Records from a data source:
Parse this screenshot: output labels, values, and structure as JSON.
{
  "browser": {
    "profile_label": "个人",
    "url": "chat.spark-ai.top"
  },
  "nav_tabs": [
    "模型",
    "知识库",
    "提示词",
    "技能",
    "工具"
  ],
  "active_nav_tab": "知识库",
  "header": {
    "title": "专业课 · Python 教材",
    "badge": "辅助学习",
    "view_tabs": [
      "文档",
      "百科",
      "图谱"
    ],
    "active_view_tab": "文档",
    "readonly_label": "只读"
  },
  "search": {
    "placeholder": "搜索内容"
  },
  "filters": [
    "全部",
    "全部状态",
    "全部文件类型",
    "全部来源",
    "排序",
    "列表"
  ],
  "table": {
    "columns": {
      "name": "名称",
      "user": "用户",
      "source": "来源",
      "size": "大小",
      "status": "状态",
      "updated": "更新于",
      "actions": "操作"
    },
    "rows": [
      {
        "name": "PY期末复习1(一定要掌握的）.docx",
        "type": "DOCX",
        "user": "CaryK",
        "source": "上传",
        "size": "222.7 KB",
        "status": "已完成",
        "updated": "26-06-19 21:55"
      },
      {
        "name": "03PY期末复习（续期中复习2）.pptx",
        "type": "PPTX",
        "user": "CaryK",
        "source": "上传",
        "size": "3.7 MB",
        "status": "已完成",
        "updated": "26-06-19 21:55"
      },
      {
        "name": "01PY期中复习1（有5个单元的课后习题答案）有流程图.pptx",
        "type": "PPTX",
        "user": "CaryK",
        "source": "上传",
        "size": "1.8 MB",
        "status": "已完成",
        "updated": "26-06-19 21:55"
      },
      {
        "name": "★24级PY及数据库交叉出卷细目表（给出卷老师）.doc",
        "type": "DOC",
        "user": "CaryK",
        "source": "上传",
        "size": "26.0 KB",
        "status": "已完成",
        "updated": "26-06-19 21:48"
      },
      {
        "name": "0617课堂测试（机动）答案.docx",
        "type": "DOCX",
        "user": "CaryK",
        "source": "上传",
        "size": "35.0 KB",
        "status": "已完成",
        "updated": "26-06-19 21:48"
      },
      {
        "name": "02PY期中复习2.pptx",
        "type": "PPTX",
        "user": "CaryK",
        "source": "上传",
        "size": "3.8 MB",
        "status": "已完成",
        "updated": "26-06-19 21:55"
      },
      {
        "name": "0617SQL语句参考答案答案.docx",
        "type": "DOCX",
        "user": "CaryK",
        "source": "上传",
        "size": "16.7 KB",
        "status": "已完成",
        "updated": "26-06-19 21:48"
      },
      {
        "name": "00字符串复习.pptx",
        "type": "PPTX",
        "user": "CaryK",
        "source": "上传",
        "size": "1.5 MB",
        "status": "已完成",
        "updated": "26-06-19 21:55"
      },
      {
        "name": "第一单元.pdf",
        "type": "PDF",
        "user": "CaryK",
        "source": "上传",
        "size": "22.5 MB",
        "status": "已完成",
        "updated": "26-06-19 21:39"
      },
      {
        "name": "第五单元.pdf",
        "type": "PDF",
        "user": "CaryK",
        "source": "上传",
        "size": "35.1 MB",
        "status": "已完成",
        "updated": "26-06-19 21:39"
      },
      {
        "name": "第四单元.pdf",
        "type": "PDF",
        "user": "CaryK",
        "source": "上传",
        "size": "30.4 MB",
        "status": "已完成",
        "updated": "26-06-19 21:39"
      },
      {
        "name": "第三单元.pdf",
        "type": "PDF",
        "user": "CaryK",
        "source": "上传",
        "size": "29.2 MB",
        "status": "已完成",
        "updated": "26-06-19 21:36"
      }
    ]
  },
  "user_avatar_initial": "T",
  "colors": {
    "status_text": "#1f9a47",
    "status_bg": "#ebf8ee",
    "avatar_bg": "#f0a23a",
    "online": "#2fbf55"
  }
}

* **Brief**:
Word for word, write out all of the data above.

* **In response**:
Parse this screenshot: output labels, values, and structure as JSON.
{
  "browser": {
    "profile_label": "个人",
    "url": "chat.spark-ai.top"
  },
  "nav_tabs": [
    "模型",
    "知识库",
    "提示词",
    "技能",
    "工具"
  ],
  "active_nav_tab": "知识库",
  "header": {
    "title": "专业课 · Python 教材",
    "badge": "辅助学习",
    "view_tabs": [
      "文档",
      "百科",
      "图谱"
    ],
    "active_view_tab": "文档",
    "readonly_label": "只读"
  },
  "search": {
    "placeholder": "搜索内容"
  },
  "filters": [
    "全部",
    "全部状态",
    "全部文件类型",
    "全部来源",
    "排序",
    "列表"
  ],
  "table": {
    "columns": {
      "name": "名称",
      "user": "用户",
      "source": "来源",
      "size": "大小",
      "status": "状态",
      "updated": "更新于",
      "actions": "操作"
    },
    "rows": [
      {
        "name": "PY期末复习1(一定要掌握的）.docx",
        "type": "DOCX",
        "user": "CaryK",
        "source": "上传",
        "size": "222.7 KB",
        "status": "已完成",
        "updated": "26-06-19 21:55"
      },
      {
        "name": "03PY期末复习（续期中复习2）.pptx",
        "type": "PPTX",
        "user": "CaryK",
        "source": "上传",
        "size": "3.7 MB",
        "status": "已完成",
        "updated": "26-06-19 21:55"
      },
      {
        "name": "01PY期中复习1（有5个单元的课后习题答案）有流程图.pptx",
        "type": "PPTX",
        "user": "CaryK",
        "source": "上传",
        "size": "1.8 MB",
        "status": "已完成",
        "updated": "26-06-19 21:55"
      },
      {
        "name": "★24级PY及数据库交叉出卷细目表（给出卷老师）.doc",
        "type": "DOC",
        "user": "CaryK",
        "source": "上传",
        "size": "26.0 KB",
        "status": "已完成",
        "updated": "26-06-19 21:48"
      },
      {
        "name": "0617课堂测试（机动）答案.docx",
        "type": "DOCX",
        "user": "CaryK",
        "source": "上传",
        "size": "35.0 KB",
        "status": "已完成",
        "updated": "26-06-19 21:48"
      },
      {
        "name": "02PY期中复习2.pptx",
        "type": "PPTX",
        "user": "CaryK",
        "source": "上传",
        "size": "3.8 MB",
        "status": "已完成",
        "updated": "26-06-19 21:55"
      },
      {
        "name": "0617SQL语句参考答案答案.docx",
        "type": "DOCX",
        "user": "CaryK",
        "source": "上传",
        "size": "16.7 KB",
        "status": "已完成",
        "updated": "26-06-19 21:48"
      },
      {
        "name": "00字符串复习.pptx",
        "type": "PPTX",
        "user": "CaryK",
        "source": "上传",
        "size": "1.5 MB",
        "status": "已完成",
        "updated": "26-06-19 21:55"
      },
      {
        "name": "第一单元.pdf",
        "type": "PDF",
        "user": "CaryK",
        "source": "上传",
        "size": "22.5 MB",
        "status": "已完成",
        "updated": "26-06-19 21:39"
      },
      {
        "name": "第五单元.pdf",
        "type": "PDF",
        "user": "CaryK",
        "source": "上传",
        "size": "35.1 MB",
        "status": "已完成",
        "updated": "26-06-19 21:39"
      },
      {
        "name": "第四单元.pdf",
        "type": "PDF",
        "user": "CaryK",
        "source": "上传",
        "size": "30.4 MB",
        "status": "已完成",
        "updated": "26-06-19 21:39"
      },
      {
        "name": "第三单元.pdf",
        "type": "PDF",
        "user": "CaryK",
        "source": "上传",
        "size": "29.2 MB",
        "status": "已完成",
        "updated": "26-06-19 21:36"
      }
    ]
  },
  "user_avatar_initial": "T",
  "colors": {
    "status_text": "#1f9a47",
    "status_bg": "#ebf8ee",
    "avatar_bg": "#f0a23a",
    "online": "#2fbf55"
  }
}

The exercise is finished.